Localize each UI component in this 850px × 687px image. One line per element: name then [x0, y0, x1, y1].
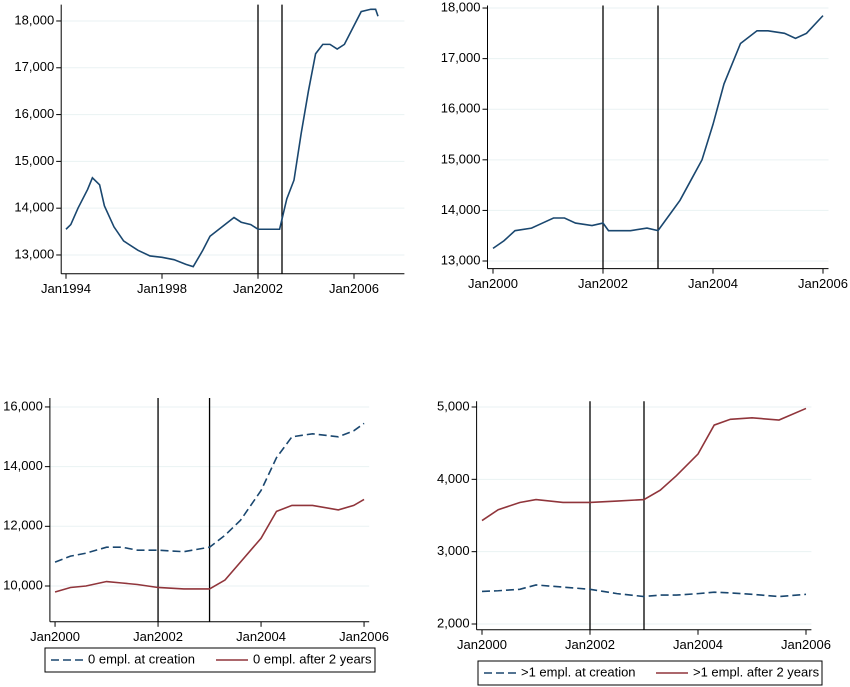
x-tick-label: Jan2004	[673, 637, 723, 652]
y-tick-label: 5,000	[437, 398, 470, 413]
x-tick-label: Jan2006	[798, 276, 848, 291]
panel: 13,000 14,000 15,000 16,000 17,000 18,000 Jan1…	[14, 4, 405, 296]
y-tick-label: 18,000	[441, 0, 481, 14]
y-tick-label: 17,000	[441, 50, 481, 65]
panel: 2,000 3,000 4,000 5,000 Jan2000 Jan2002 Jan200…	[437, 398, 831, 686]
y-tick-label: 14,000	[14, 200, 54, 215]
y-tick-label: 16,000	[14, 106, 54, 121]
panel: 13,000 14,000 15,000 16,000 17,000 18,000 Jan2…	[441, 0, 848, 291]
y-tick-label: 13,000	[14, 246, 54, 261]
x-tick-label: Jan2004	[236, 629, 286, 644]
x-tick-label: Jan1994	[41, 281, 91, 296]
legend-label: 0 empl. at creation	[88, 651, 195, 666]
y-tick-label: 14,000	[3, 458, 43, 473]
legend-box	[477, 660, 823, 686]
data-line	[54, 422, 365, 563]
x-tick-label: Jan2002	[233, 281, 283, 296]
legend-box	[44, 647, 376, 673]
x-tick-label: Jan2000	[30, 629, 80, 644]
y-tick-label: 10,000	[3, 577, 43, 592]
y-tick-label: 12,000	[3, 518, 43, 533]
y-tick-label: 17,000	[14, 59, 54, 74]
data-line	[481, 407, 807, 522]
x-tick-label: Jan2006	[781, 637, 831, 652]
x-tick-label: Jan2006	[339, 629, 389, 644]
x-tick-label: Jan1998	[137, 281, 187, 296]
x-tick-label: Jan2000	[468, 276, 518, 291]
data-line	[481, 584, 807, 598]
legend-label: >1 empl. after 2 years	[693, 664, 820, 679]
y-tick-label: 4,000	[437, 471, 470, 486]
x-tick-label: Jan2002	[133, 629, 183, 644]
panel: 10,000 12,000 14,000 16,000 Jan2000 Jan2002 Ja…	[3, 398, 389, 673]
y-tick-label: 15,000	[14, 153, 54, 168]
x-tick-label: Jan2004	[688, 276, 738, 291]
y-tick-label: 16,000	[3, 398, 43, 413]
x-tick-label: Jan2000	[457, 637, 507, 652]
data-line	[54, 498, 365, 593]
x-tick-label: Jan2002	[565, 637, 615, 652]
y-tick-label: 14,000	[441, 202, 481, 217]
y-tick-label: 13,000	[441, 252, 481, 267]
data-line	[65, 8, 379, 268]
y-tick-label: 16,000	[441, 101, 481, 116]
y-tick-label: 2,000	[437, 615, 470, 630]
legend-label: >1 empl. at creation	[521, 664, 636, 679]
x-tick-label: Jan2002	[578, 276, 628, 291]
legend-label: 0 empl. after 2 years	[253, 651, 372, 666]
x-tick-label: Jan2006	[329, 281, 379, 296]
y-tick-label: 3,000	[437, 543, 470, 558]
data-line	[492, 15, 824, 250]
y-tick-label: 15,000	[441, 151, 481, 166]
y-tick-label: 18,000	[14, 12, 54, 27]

___

WHAT YOU WILL DO:
State how many lines in the data above contain the string "after", giving only the number.

SOLUTION:
2